** Begin **
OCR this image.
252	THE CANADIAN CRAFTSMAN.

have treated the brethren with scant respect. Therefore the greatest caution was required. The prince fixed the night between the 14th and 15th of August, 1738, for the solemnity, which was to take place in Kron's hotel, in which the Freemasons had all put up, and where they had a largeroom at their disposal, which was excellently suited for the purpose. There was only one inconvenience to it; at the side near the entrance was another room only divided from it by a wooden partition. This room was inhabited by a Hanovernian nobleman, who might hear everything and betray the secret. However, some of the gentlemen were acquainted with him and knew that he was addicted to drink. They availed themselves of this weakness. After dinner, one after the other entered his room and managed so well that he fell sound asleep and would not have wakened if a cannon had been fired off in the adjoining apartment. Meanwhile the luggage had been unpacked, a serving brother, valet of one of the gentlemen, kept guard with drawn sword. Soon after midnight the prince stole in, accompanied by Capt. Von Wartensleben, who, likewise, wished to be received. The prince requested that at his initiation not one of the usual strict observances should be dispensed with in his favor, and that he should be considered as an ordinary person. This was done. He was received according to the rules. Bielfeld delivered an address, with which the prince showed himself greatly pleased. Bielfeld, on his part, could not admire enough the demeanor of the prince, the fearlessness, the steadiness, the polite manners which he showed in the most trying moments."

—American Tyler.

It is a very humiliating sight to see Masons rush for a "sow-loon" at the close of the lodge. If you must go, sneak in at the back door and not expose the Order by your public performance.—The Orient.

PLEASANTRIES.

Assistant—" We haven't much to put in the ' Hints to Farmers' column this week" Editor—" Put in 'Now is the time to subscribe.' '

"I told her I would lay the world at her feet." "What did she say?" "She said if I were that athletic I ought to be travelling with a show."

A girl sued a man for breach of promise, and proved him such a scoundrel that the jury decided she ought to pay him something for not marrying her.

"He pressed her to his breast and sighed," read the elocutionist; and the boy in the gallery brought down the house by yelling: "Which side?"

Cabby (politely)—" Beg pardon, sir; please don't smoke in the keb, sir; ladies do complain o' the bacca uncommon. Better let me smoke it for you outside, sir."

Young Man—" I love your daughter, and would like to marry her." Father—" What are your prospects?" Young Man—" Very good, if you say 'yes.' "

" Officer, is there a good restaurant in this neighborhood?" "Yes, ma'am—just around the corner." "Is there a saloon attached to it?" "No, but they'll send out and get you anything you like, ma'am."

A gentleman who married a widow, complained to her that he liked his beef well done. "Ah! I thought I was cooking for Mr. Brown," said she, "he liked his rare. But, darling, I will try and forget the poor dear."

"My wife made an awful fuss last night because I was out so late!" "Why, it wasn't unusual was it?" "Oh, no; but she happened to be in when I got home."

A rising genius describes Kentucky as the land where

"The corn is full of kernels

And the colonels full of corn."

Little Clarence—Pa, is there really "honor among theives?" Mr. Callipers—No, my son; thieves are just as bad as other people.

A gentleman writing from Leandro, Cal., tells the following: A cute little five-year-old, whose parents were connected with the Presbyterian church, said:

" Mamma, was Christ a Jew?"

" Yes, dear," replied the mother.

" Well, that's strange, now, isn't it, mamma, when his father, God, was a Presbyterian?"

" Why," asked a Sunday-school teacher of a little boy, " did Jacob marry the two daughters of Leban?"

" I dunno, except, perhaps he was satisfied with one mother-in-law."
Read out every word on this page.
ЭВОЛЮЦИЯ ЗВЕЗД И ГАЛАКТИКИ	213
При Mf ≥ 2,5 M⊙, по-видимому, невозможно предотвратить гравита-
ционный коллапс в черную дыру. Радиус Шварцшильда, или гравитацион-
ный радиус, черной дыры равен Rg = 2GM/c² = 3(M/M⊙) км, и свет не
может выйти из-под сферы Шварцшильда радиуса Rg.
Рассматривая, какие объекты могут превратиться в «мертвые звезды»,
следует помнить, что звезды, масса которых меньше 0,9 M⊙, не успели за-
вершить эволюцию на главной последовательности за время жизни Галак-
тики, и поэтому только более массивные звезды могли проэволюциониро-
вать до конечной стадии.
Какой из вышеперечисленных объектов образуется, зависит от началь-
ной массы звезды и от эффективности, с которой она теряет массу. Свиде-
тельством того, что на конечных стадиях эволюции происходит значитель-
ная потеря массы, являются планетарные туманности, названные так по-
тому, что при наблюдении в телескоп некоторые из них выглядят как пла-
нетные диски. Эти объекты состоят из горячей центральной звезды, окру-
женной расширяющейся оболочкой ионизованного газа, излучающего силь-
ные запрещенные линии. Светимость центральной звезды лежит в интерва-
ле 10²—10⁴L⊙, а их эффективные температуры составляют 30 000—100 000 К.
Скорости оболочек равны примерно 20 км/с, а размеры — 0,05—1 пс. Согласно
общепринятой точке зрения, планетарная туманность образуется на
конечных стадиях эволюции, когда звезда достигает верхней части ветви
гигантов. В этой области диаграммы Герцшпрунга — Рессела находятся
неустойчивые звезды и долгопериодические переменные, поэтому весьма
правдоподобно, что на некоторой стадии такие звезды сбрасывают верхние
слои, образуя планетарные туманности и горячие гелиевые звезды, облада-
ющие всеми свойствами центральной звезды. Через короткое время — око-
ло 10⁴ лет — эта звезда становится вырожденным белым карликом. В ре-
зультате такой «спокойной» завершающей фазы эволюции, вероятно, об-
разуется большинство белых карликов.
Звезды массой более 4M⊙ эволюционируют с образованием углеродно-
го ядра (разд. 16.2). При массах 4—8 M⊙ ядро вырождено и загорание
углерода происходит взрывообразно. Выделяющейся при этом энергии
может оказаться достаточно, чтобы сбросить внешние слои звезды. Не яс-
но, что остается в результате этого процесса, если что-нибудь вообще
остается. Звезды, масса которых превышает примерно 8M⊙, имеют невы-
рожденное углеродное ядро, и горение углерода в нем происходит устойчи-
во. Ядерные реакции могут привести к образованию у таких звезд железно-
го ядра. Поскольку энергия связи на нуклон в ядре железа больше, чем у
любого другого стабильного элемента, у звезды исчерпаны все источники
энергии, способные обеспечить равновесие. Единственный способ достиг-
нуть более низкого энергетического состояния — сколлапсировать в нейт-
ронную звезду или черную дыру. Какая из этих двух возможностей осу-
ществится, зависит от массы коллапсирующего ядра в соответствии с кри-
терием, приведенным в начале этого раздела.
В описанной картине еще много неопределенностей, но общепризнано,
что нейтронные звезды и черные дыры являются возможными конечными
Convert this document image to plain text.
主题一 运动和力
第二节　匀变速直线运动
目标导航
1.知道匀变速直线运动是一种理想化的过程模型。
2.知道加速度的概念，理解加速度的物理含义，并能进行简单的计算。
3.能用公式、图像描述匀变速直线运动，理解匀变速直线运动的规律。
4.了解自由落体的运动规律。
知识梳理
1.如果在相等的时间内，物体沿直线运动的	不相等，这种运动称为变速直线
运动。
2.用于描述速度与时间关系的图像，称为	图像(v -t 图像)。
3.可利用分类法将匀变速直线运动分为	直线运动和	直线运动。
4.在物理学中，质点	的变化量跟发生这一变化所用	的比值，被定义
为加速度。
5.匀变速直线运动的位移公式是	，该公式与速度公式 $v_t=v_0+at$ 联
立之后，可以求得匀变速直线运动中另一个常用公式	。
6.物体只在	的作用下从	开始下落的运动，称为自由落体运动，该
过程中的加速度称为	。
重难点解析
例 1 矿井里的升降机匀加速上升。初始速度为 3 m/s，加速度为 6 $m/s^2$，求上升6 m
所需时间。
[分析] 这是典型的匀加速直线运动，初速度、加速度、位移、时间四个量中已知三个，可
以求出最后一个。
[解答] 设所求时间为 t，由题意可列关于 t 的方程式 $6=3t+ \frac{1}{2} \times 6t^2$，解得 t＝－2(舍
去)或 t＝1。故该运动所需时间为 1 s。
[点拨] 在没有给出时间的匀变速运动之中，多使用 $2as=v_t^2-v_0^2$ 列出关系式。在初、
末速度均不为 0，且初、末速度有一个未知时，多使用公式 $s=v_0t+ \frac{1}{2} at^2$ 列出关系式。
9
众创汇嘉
** End **
> _Task_: Show the lines of the records that include the string "объекты".

> _Solution to this exercise_:
Рассматривая, какие объекты могут превратиться в «мертвые звезды»,
нетные диски. Эти объекты состоят из горячей центральной звезды, окру-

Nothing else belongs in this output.